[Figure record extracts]
·····

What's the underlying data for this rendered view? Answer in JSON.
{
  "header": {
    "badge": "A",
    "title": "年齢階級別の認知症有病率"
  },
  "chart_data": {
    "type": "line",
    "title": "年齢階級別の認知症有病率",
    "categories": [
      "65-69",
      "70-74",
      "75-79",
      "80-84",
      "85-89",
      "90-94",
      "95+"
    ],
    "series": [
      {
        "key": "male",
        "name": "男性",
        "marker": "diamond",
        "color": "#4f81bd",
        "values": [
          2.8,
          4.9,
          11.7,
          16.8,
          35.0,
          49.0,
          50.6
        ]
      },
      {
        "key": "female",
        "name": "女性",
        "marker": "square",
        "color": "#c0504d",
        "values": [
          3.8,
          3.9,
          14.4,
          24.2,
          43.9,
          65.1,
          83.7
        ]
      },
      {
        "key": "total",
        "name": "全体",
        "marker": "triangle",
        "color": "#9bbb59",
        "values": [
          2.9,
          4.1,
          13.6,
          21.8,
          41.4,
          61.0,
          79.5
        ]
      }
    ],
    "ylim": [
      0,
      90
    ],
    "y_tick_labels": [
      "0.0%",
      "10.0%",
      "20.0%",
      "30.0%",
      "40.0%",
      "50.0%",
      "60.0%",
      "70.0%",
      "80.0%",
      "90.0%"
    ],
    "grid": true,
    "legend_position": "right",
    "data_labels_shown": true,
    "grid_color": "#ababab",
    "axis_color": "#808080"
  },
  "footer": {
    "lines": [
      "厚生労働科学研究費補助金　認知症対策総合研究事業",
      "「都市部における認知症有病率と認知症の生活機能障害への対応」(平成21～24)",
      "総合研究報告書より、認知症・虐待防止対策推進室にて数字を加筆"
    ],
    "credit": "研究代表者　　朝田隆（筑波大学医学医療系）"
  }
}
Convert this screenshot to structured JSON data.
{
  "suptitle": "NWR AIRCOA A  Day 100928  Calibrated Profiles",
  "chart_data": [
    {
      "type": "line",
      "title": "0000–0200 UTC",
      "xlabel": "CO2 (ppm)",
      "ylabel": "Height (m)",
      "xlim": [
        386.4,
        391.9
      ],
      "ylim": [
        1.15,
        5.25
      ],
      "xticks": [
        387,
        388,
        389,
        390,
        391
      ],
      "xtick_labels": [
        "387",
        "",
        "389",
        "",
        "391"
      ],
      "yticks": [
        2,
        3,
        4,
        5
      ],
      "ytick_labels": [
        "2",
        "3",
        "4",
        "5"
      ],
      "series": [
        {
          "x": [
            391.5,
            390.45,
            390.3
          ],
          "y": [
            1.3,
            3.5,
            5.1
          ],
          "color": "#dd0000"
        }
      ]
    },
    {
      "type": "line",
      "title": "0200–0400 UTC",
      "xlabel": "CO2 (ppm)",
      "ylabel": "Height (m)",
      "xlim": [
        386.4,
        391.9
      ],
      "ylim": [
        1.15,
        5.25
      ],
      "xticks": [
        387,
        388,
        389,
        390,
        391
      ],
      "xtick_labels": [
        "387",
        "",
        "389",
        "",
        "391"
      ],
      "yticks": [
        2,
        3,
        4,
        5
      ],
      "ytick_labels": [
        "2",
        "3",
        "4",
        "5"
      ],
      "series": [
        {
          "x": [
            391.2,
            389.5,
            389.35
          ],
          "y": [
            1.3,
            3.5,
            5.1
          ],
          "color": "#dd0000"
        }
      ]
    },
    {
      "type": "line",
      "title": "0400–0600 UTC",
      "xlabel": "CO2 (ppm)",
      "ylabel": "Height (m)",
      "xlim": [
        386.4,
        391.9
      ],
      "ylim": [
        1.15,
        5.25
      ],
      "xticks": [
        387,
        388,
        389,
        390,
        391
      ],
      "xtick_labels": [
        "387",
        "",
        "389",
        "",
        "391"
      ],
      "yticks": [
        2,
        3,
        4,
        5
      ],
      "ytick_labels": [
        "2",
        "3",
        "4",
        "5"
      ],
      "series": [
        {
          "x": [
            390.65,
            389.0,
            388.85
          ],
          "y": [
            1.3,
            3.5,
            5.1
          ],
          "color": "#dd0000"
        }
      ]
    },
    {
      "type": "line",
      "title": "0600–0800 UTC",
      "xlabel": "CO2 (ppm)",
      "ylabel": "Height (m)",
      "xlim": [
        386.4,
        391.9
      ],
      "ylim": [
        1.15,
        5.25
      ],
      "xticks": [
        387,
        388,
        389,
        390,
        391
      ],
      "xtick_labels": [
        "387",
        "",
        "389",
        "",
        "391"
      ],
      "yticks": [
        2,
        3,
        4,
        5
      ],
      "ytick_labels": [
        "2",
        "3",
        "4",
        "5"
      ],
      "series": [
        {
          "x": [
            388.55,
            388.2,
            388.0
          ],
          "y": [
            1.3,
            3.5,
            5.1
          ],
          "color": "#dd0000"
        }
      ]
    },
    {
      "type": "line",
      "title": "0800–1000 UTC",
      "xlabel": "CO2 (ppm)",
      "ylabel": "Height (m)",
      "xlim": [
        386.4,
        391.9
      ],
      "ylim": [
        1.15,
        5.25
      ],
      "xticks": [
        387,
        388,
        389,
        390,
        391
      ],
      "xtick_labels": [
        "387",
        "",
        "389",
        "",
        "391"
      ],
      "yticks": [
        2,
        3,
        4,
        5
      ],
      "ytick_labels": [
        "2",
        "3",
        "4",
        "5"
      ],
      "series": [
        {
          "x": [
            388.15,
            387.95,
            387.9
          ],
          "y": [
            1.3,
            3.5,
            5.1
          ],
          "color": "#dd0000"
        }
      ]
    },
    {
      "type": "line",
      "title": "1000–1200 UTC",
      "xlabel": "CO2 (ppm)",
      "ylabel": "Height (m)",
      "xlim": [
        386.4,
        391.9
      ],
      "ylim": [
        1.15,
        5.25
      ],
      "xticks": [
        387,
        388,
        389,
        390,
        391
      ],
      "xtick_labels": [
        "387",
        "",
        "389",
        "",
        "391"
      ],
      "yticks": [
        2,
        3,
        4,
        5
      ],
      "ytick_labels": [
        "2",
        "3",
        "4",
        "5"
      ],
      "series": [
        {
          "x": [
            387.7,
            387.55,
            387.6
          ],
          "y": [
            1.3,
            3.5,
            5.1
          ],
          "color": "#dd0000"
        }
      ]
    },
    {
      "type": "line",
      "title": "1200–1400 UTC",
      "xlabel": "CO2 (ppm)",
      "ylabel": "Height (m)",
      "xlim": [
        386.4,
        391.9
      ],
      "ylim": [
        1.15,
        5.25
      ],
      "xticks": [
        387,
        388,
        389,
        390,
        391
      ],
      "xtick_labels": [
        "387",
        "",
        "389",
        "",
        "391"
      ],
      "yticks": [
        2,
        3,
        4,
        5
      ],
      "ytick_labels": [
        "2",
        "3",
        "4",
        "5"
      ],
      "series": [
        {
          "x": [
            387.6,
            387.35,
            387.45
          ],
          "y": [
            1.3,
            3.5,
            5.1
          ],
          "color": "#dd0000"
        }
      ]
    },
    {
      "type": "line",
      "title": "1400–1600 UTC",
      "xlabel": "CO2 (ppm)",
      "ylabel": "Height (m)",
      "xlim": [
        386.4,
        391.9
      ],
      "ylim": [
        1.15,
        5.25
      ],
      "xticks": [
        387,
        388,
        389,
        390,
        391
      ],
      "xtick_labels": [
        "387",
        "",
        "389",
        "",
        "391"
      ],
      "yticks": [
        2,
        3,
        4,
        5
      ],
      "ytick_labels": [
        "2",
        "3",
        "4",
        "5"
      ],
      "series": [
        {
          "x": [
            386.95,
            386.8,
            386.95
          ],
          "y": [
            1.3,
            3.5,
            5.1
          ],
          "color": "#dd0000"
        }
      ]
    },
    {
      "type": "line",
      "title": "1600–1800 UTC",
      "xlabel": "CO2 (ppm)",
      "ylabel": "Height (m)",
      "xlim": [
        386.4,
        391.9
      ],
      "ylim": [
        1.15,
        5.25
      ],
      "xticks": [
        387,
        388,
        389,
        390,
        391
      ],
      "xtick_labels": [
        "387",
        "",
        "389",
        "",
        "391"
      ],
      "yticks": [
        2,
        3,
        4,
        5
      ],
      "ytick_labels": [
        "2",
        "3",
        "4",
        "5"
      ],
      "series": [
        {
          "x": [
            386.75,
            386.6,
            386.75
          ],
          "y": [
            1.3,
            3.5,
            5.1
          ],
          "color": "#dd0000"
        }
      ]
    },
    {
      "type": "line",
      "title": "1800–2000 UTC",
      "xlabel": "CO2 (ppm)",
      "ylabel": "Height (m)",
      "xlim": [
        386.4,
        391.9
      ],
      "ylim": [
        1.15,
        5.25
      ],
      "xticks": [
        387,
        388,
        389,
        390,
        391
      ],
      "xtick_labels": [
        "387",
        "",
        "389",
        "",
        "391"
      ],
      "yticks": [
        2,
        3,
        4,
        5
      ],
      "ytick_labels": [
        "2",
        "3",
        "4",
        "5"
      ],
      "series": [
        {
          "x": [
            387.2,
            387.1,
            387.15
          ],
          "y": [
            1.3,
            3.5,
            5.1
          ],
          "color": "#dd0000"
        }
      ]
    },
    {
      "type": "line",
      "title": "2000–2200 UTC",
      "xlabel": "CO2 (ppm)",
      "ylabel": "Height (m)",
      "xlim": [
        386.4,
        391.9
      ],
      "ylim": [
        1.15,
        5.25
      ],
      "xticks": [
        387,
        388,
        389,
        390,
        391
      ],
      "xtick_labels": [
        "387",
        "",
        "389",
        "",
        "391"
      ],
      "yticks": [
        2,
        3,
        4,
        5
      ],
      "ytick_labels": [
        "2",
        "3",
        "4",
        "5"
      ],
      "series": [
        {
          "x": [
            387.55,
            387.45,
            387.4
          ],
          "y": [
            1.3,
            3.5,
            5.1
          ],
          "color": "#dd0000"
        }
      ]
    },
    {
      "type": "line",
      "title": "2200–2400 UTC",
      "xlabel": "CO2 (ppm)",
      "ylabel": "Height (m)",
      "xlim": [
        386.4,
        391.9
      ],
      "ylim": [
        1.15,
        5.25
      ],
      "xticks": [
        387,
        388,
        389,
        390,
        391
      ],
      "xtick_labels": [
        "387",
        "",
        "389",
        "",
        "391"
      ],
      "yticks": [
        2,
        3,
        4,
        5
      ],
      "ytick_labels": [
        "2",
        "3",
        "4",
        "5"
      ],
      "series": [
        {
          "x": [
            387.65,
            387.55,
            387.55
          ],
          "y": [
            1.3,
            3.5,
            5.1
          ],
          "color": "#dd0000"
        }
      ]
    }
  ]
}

·····

__INSTRUCTIONS TO FOLLOW__. From the records above, pick out and copy each line holding the word "this".

__TASK RESULT__.
What's the underlying data for this rendered view? Answer in JSON.
Convert this screenshot to structured JSON data.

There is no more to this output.